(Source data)
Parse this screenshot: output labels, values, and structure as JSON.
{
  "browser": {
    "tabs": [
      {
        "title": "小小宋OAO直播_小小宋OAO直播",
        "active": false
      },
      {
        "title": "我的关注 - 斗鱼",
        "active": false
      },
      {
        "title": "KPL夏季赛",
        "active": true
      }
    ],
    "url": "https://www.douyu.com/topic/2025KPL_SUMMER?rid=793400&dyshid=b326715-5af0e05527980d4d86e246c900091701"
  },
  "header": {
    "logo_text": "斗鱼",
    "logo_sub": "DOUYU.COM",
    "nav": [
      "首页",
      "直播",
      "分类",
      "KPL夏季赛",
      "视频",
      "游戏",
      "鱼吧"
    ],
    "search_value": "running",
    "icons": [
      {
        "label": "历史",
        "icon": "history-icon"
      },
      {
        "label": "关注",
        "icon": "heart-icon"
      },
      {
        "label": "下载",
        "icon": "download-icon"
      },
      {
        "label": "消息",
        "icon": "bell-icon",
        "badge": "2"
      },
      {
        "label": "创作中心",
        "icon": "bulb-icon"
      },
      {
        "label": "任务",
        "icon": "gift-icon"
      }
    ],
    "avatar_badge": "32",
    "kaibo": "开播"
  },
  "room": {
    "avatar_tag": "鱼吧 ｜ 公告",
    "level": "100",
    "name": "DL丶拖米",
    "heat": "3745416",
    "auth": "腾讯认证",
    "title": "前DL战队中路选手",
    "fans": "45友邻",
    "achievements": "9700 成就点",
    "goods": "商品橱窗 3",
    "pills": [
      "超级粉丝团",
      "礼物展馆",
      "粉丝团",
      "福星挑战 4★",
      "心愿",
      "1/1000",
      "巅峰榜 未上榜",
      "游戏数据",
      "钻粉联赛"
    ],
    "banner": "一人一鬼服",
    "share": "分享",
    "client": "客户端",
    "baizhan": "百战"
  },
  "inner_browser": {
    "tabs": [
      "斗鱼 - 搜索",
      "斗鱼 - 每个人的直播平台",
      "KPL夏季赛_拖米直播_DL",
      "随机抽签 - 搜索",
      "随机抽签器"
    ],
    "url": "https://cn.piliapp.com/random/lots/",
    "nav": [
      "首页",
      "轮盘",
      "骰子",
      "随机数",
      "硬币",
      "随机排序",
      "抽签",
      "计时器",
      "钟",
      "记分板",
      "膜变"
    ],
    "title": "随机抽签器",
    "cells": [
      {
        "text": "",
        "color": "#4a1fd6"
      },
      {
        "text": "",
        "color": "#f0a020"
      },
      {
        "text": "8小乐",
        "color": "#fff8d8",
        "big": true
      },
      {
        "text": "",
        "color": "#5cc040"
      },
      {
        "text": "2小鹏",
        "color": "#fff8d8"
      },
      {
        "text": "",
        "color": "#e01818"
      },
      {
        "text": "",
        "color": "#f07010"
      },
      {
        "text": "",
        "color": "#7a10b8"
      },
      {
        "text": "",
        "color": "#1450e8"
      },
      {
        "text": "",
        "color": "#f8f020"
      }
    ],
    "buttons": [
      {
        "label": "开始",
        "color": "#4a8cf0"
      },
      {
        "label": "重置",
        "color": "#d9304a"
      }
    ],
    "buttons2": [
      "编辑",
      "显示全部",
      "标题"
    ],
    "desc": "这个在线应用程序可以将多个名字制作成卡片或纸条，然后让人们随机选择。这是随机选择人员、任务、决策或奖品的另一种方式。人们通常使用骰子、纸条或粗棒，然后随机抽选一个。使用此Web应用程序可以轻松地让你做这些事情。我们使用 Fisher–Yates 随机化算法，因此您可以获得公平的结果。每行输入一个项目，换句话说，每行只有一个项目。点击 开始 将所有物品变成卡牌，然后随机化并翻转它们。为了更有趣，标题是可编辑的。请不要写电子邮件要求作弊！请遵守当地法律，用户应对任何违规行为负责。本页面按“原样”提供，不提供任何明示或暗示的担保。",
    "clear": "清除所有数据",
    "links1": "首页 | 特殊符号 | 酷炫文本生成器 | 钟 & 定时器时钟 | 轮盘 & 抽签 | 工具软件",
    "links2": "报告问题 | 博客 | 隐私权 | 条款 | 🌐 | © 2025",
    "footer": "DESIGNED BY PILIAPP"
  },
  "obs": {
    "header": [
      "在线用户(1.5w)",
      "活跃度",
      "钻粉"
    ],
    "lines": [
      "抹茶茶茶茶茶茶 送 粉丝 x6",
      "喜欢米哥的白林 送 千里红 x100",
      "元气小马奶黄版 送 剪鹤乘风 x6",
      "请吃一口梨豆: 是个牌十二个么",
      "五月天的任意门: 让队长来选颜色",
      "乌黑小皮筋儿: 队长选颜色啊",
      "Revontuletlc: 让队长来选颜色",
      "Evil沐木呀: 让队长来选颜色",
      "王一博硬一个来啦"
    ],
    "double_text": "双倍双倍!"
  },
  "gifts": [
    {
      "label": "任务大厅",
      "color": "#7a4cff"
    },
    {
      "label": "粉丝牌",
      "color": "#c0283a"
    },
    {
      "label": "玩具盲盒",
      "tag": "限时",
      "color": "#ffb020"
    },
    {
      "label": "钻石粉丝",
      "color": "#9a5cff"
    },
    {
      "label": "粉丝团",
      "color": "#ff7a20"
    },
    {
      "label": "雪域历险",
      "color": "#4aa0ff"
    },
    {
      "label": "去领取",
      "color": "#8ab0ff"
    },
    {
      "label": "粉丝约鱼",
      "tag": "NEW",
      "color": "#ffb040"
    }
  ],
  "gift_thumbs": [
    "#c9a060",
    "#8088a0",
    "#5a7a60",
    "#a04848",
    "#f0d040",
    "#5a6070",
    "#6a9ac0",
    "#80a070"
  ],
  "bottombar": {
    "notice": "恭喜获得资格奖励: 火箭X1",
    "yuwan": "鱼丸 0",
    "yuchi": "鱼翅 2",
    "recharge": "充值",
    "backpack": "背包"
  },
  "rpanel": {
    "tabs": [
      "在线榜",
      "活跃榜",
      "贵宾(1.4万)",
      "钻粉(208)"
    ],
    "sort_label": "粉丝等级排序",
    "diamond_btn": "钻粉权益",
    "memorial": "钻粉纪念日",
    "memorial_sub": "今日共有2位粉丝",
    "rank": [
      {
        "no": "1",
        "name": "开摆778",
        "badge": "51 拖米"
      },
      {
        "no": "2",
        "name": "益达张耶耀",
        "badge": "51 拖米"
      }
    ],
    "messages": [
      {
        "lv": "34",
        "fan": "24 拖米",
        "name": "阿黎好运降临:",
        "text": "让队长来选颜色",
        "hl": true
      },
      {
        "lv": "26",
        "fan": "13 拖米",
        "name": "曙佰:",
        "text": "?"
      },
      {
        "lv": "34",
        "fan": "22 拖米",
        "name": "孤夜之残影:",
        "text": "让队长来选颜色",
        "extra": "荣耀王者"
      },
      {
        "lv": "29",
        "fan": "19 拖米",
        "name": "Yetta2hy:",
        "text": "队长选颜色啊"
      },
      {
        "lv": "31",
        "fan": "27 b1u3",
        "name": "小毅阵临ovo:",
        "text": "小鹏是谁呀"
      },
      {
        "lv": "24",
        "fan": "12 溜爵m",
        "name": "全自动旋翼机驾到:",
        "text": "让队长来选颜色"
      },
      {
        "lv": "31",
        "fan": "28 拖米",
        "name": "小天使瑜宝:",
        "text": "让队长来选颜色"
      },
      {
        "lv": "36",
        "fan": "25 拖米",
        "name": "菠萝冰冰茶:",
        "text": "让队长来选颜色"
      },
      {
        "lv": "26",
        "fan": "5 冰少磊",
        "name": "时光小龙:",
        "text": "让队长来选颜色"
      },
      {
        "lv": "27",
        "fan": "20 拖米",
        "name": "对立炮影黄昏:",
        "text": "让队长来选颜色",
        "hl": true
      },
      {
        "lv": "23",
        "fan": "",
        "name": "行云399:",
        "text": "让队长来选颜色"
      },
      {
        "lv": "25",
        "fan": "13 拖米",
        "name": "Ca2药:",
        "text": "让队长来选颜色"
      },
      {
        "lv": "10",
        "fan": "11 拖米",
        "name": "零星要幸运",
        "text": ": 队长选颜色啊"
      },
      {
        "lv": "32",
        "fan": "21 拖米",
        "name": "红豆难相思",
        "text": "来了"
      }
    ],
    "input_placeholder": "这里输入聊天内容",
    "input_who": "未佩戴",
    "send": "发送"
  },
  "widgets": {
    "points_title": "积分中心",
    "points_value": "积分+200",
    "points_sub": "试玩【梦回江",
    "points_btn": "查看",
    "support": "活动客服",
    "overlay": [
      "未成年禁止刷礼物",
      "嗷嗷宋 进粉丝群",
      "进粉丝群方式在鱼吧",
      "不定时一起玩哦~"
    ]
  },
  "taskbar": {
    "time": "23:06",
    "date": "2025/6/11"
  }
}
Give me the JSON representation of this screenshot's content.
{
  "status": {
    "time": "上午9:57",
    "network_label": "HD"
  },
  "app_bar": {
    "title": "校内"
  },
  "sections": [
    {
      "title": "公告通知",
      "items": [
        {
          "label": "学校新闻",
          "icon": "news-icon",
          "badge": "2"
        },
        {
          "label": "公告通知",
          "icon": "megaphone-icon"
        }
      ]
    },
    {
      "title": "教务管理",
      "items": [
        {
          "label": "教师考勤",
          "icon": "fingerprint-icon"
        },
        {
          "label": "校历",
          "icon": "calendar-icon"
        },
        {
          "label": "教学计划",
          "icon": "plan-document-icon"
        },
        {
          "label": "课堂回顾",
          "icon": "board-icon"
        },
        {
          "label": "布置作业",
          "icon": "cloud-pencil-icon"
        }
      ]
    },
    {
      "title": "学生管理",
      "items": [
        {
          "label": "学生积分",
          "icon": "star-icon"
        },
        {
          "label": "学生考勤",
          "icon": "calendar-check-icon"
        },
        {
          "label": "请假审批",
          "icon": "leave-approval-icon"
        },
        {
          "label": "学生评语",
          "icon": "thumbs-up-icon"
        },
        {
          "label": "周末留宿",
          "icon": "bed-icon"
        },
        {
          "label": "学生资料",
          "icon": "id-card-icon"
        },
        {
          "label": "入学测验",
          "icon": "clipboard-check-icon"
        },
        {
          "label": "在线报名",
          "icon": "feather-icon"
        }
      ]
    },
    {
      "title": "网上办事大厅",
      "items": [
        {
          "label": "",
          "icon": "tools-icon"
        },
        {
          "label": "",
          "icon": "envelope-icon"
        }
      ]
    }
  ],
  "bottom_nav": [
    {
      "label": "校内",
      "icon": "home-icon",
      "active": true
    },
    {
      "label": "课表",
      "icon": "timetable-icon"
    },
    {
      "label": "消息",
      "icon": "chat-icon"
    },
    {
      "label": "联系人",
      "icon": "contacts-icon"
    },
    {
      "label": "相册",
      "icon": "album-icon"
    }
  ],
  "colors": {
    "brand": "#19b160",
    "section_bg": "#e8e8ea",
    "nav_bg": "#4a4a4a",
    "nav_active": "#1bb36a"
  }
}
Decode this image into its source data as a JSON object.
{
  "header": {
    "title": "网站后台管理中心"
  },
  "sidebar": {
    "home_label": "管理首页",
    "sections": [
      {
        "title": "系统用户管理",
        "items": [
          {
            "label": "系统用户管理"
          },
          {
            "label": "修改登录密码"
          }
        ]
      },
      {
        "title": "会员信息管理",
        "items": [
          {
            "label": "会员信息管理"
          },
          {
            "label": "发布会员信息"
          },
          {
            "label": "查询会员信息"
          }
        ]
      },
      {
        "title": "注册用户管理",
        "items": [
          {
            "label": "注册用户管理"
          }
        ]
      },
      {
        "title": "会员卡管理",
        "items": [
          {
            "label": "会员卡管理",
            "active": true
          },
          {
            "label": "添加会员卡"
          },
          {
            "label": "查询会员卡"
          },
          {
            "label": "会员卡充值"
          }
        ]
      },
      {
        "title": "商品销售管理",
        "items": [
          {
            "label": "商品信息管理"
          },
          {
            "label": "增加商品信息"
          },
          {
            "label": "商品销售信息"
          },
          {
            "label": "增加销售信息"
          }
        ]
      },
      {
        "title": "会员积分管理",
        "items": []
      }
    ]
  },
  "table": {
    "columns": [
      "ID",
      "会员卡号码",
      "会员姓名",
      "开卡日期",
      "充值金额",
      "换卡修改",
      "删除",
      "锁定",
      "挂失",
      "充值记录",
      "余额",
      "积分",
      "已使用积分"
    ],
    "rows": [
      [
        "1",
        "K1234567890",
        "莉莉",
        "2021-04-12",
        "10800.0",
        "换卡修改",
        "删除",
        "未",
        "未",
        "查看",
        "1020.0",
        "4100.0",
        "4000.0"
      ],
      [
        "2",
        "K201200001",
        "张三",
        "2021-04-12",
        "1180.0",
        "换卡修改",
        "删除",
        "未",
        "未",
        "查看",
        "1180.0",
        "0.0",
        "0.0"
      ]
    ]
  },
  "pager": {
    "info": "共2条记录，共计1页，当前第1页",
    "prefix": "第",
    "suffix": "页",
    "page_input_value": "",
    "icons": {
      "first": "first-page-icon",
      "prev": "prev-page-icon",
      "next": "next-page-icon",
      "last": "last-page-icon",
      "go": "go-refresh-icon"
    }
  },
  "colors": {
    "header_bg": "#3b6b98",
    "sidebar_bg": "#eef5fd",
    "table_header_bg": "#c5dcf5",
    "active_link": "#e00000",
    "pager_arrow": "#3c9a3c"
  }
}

__Task directions__.
Filter the records above for lines containing the word "队长选颜色啊", and copy those lines.

__Correct response__.
      "乌黑小皮筋儿: 队长选颜色啊",
        "text": "队长选颜色啊"
        "text": ": 队长选颜色啊"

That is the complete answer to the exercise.